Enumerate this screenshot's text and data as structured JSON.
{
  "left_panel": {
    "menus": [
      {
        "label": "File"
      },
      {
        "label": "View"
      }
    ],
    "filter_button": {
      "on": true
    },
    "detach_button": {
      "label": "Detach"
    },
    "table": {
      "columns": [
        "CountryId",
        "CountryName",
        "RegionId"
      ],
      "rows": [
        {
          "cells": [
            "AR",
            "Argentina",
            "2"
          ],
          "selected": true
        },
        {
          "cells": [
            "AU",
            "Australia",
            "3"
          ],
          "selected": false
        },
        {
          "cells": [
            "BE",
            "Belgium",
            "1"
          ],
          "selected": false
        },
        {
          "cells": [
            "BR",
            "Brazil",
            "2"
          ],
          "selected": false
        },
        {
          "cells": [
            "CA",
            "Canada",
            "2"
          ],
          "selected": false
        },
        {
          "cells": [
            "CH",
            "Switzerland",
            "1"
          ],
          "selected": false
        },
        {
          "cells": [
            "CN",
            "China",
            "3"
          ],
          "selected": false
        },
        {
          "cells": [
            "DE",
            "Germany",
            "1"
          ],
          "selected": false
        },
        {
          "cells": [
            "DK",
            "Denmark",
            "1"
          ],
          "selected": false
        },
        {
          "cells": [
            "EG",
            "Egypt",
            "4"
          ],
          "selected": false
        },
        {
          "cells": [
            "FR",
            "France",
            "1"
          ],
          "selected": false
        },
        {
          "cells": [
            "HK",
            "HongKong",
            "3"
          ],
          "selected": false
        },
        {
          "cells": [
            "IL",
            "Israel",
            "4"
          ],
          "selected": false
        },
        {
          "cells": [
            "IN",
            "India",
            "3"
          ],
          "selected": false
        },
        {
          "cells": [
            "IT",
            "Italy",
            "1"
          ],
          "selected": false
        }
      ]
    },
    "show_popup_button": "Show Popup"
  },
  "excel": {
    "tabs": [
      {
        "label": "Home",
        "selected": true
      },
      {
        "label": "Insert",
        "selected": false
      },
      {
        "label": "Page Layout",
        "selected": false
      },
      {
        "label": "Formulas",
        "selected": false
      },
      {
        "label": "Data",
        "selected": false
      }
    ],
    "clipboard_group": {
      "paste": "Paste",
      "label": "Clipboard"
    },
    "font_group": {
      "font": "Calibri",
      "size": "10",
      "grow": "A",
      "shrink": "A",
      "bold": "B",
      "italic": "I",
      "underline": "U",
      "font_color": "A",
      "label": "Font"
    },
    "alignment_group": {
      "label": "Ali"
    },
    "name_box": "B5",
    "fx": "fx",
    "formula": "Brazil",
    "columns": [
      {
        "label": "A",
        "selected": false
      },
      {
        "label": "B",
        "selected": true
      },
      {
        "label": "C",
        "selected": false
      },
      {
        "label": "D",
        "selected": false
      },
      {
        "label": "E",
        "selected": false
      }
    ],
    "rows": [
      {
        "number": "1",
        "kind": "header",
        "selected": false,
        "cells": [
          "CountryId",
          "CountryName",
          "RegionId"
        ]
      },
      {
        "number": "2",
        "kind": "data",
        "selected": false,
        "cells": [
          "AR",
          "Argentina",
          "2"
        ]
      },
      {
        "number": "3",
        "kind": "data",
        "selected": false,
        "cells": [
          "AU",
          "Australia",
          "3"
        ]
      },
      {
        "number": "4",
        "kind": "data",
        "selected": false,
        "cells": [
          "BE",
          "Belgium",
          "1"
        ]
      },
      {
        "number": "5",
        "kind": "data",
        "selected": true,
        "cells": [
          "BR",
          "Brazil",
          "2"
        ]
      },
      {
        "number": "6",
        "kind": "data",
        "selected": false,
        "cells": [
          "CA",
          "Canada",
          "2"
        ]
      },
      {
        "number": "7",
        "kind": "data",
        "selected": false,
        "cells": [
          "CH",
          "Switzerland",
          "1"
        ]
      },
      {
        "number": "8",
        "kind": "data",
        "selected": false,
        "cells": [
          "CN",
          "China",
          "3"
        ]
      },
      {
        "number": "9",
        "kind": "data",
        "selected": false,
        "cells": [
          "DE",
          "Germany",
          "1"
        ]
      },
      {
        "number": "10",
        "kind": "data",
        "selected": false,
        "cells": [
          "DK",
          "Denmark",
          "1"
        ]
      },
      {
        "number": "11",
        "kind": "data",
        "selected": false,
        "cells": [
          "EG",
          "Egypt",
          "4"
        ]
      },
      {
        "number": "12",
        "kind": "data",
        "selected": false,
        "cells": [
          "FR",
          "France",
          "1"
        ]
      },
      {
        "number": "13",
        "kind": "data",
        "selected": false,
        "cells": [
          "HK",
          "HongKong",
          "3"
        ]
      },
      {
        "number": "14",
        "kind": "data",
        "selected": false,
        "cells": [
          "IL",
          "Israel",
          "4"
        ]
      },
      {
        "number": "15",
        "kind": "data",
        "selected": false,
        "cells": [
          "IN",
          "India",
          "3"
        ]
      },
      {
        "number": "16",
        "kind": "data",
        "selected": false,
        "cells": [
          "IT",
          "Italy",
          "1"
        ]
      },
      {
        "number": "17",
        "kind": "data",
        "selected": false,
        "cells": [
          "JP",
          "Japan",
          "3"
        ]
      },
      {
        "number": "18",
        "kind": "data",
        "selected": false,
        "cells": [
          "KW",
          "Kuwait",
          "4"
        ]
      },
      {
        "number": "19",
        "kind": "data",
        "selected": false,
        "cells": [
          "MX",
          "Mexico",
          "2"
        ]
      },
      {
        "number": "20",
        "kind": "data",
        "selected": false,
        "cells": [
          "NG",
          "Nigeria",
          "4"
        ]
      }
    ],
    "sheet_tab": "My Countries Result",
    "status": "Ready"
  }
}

· · · ·

Transcribe the material above in its entirety. Match it exactly.

Reply:
Enumerate this screenshot's text and data as structured JSON.
{
  "left_panel": {
    "menus": [
      {
        "label": "File"
      },
      {
        "label": "View"
      }
    ],
    "filter_button": {
      "on": true
    },
    "detach_button": {
      "label": "Detach"
    },
    "table": {
      "columns": [
        "CountryId",
        "CountryName",
        "RegionId"
      ],
      "rows": [
        {
          "cells": [
            "AR",
            "Argentina",
            "2"
          ],
          "selected": true
        },
        {
          "cells": [
            "AU",
            "Australia",
            "3"
          ],
          "selected": false
        },
        {
          "cells": [
            "BE",
            "Belgium",
            "1"
          ],
          "selected": false
        },
        {
          "cells": [
            "BR",
            "Brazil",
            "2"
          ],
          "selected": false
        },
        {
          "cells": [
            "CA",
            "Canada",
            "2"
          ],
          "selected": false
        },
        {
          "cells": [
            "CH",
            "Switzerland",
            "1"
          ],
          "selected": false
        },
        {
          "cells": [
            "CN",
            "China",
            "3"
          ],
          "selected": false
        },
        {
          "cells": [
            "DE",
            "Germany",
            "1"
          ],
          "selected": false
        },
        {
          "cells": [
            "DK",
            "Denmark",
            "1"
          ],
          "selected": false
        },
        {
          "cells": [
            "EG",
            "Egypt",
            "4"
          ],
          "selected": false
        },
        {
          "cells": [
            "FR",
            "France",
            "1"
          ],
          "selected": false
        },
        {
          "cells": [
            "HK",
            "HongKong",
            "3"
          ],
          "selected": false
        },
        {
          "cells": [
            "IL",
            "Israel",
            "4"
          ],
          "selected": false
        },
        {
          "cells": [
            "IN",
            "India",
            "3"
          ],
          "selected": false
        },
        {
          "cells": [
            "IT",
            "Italy",
            "1"
          ],
          "selected": false
        }
      ]
    },
    "show_popup_button": "Show Popup"
  },
  "excel": {
    "tabs": [
      {
        "label": "Home",
        "selected": true
      },
      {
        "label": "Insert",
        "selected": false
      },
      {
        "label": "Page Layout",
        "selected": false
      },
      {
        "label": "Formulas",
        "selected": false
      },
      {
        "label": "Data",
        "selected": false
      }
    ],
    "clipboard_group": {
      "paste": "Paste",
      "label": "Clipboard"
    },
    "font_group": {
      "font": "Calibri",
      "size": "10",
      "grow": "A",
      "shrink": "A",
      "bold": "B",
      "italic": "I",
      "underline": "U",
      "font_color": "A",
      "label": "Font"
    },
    "alignment_group": {
      "label": "Ali"
    },
    "name_box": "B5",
    "fx": "fx",
    "formula": "Brazil",
    "columns": [
      {
        "label": "A",
        "selected": false
      },
      {
        "label": "B",
        "selected": true
      },
      {
        "label": "C",
        "selected": false
      },
      {
        "label": "D",
        "selected": false
      },
      {
        "label": "E",
        "selected": false
      }
    ],
    "rows": [
      {
        "number": "1",
        "kind": "header",
        "selected": false,
        "cells": [
          "CountryId",
          "CountryName",
          "RegionId"
        ]
      },
      {
        "number": "2",
        "kind": "data",
        "selected": false,
        "cells": [
          "AR",
          "Argentina",
          "2"
        ]
      },
      {
        "number": "3",
        "kind": "data",
        "selected": false,
        "cells": [
          "AU",
          "Australia",
          "3"
        ]
      },
      {
        "number": "4",
        "kind": "data",
        "selected": false,
        "cells": [
          "BE",
          "Belgium",
          "1"
        ]
      },
      {
        "number": "5",
        "kind": "data",
        "selected": true,
        "cells": [
          "BR",
          "Brazil",
          "2"
        ]
      },
      {
        "number": "6",
        "kind": "data",
        "selected": false,
        "cells": [
          "CA",
          "Canada",
          "2"
        ]
      },
      {
        "number": "7",
        "kind": "data",
        "selected": false,
        "cells": [
          "CH",
          "Switzerland",
          "1"
        ]
      },
      {
        "number": "8",
        "kind": "data",
        "selected": false,
        "cells": [
          "CN",
          "China",
          "3"
        ]
      },
      {
        "number": "9",
        "kind": "data",
        "selected": false,
        "cells": [
          "DE",
          "Germany",
          "1"
        ]
      },
      {
        "number": "10",
        "kind": "data",
        "selected": false,
        "cells": [
          "DK",
          "Denmark",
          "1"
        ]
      },
      {
        "number": "11",
        "kind": "data",
        "selected": false,
        "cells": [
          "EG",
          "Egypt",
          "4"
        ]
      },
      {
        "number": "12",
        "kind": "data",
        "selected": false,
        "cells": [
          "FR",
          "France",
          "1"
        ]
      },
      {
        "number": "13",
        "kind": "data",
        "selected": false,
        "cells": [
          "HK",
          "HongKong",
          "3"
        ]
      },
      {
        "number": "14",
        "kind": "data",
        "selected": false,
        "cells": [
          "IL",
          "Israel",
          "4"
        ]
      },
      {
        "number": "15",
        "kind": "data",
        "selected": false,
        "cells": [
          "IN",
          "India",
          "3"
        ]
      },
      {
        "number": "16",
        "kind": "data",
        "selected": false,
        "cells": [
          "IT",
          "Italy",
          "1"
        ]
      },
      {
        "number": "17",
        "kind": "data",
        "selected": false,
        "cells": [
          "JP",
          "Japan",
          "3"
        ]
      },
      {
        "number": "18",
        "kind": "data",
        "selected": false,
        "cells": [
          "KW",
          "Kuwait",
          "4"
        ]
      },
      {
        "number": "19",
        "kind": "data",
        "selected": false,
        "cells": [
          "MX",
          "Mexico",
          "2"
        ]
      },
      {
        "number": "20",
        "kind": "data",
        "selected": false,
        "cells": [
          "NG",
          "Nigeria",
          "4"
        ]
      }
    ],
    "sheet_tab": "My Countries Result",
    "status": "Ready"
  }
}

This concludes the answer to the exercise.